Rows from a dataset:
----------------------------------------

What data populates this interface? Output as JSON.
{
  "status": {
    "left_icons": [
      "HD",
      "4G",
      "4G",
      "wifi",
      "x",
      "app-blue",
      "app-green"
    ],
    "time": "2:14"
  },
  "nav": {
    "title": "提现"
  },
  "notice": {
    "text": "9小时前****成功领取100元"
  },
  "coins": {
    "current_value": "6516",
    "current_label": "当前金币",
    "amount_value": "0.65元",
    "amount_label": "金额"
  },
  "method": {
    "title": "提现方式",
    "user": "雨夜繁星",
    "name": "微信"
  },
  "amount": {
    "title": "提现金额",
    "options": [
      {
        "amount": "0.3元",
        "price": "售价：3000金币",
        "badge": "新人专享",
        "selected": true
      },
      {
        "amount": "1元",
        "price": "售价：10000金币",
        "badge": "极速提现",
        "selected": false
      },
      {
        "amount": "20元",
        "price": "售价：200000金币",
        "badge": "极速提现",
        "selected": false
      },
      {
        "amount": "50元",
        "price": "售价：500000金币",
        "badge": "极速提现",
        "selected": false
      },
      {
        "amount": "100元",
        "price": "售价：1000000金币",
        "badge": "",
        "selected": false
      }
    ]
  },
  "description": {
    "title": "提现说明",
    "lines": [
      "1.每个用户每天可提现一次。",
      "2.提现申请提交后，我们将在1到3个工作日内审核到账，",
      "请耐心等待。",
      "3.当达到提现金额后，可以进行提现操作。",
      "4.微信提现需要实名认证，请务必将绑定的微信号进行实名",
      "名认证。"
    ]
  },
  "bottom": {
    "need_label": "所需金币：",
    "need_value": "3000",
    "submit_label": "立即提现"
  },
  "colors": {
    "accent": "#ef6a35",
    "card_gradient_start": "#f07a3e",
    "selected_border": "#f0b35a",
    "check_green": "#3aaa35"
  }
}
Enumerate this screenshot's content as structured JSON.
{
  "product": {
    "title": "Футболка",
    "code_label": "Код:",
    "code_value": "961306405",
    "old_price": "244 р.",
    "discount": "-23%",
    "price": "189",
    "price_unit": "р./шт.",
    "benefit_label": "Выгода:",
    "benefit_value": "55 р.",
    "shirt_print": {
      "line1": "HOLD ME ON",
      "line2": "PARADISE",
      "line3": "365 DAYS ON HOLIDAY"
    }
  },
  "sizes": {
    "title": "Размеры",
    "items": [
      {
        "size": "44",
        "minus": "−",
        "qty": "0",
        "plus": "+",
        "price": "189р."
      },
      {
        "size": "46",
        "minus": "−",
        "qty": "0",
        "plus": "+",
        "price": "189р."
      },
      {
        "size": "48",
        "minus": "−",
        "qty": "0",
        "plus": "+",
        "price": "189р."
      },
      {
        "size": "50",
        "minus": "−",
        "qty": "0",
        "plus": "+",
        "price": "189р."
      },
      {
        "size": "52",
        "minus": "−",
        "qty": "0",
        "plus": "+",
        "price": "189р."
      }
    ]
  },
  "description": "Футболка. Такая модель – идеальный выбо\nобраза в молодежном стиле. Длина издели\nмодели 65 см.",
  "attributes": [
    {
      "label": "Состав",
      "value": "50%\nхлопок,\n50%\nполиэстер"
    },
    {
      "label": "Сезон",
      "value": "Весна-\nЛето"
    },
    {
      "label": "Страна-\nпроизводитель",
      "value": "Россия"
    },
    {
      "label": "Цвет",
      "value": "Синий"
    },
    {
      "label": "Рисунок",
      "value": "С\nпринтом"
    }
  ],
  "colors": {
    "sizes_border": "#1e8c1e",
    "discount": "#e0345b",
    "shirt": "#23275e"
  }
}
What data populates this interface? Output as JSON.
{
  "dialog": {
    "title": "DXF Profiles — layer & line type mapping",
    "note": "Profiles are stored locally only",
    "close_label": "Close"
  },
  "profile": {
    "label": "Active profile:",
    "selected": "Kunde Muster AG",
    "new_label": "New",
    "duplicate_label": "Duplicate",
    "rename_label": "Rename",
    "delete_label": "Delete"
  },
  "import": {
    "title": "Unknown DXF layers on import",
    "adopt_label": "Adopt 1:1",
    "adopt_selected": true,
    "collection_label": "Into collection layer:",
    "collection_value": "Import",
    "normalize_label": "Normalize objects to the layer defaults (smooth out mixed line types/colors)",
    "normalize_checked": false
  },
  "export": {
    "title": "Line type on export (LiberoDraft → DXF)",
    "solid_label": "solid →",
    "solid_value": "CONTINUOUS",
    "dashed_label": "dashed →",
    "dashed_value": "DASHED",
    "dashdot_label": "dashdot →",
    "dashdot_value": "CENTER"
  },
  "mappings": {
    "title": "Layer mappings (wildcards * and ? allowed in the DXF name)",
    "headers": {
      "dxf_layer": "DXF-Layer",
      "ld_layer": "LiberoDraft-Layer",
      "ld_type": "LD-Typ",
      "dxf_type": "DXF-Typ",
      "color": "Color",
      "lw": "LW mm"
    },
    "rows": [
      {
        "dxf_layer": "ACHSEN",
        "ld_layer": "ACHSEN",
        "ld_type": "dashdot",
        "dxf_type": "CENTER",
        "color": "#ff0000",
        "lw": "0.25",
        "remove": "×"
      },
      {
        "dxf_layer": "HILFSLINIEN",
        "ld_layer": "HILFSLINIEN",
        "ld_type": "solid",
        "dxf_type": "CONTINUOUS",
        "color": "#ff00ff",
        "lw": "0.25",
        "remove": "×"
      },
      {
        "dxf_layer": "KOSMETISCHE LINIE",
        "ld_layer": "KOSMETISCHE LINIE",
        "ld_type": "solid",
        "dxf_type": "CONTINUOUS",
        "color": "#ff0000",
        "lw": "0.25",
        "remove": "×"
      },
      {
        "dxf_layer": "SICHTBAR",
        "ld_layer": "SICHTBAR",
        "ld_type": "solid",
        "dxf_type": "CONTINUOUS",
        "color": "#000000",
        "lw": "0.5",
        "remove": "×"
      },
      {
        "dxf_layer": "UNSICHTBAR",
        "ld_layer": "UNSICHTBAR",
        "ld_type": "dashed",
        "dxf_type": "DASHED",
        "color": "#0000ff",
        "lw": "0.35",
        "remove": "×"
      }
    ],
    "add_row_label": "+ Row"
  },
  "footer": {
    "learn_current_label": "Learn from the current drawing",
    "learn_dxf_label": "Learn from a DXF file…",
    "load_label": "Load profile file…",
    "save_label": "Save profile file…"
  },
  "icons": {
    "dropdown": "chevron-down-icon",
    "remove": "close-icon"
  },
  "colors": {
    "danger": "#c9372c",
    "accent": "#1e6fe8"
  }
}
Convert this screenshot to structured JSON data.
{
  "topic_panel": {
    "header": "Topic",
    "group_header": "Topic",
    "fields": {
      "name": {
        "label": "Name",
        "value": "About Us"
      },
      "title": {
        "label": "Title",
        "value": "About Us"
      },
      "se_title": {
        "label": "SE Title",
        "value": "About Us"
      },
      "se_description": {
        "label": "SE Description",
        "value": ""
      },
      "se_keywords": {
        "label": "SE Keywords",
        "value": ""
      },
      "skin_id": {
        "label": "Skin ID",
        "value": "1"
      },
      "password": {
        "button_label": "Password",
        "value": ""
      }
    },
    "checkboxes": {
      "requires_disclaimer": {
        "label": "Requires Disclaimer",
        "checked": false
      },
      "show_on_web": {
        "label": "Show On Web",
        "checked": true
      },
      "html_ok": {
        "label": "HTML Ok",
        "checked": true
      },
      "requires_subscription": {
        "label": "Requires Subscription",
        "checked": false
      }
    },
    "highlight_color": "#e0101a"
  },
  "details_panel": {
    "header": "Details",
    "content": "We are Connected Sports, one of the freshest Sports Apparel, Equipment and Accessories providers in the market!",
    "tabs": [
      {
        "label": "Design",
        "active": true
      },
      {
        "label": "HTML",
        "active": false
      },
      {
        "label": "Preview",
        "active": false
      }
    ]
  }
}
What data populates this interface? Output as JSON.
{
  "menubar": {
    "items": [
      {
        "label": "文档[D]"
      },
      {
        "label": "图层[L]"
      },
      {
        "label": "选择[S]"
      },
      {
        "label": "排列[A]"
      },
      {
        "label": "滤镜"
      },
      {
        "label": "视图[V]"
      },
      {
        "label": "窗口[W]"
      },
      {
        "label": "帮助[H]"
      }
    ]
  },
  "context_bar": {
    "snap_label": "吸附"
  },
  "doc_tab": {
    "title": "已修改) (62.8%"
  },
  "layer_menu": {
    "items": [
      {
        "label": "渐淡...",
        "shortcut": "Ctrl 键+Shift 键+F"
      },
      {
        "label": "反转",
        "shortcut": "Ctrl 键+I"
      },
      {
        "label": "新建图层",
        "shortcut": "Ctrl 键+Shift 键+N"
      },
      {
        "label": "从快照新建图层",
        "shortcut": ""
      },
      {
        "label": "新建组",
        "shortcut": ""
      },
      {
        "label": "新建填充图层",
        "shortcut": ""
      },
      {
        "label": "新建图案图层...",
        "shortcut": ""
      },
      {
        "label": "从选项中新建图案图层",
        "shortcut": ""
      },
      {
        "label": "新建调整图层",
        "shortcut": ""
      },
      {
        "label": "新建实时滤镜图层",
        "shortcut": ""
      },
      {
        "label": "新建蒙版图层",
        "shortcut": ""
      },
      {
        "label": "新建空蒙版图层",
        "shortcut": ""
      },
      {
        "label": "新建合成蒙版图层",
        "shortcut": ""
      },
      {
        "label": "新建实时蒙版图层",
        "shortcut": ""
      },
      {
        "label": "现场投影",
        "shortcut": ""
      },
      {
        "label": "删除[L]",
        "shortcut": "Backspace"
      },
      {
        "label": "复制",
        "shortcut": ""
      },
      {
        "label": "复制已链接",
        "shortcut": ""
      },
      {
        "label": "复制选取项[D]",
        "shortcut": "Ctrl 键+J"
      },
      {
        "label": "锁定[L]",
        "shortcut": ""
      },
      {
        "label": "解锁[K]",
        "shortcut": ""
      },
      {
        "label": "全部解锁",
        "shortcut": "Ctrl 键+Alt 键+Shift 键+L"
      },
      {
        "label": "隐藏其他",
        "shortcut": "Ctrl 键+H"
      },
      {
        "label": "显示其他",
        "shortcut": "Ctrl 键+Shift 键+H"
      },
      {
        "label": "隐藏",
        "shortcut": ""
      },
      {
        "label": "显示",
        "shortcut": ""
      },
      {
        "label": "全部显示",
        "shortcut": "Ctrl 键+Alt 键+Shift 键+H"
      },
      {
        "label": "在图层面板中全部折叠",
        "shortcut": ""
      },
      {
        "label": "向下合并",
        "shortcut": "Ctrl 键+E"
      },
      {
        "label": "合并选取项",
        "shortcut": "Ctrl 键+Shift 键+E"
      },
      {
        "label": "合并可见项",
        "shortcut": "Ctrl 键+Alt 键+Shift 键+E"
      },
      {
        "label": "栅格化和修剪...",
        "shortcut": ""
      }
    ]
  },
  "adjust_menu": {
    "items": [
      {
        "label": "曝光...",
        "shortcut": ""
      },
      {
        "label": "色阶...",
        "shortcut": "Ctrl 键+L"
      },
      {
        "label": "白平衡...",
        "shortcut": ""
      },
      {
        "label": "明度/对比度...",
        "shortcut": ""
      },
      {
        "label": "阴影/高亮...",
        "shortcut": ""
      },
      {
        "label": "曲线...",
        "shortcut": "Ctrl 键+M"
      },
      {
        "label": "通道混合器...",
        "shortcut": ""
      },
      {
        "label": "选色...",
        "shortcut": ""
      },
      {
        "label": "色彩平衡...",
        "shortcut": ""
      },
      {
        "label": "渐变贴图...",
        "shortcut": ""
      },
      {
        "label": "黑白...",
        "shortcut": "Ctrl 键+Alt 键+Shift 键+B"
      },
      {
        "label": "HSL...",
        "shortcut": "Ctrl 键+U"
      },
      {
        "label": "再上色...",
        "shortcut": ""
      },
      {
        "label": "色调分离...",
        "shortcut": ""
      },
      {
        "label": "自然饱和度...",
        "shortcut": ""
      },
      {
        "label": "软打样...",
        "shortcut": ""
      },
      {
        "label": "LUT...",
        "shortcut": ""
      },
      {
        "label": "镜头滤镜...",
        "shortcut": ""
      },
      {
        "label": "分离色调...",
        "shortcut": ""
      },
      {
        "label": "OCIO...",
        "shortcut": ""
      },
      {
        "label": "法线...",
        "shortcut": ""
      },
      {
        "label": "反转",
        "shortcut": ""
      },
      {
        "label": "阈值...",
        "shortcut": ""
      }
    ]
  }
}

----------------------------------------

▶ **Task instructions**: Give only the number of lines above that hold the string "KOSMETISCHE".

▶ **Final result**: 2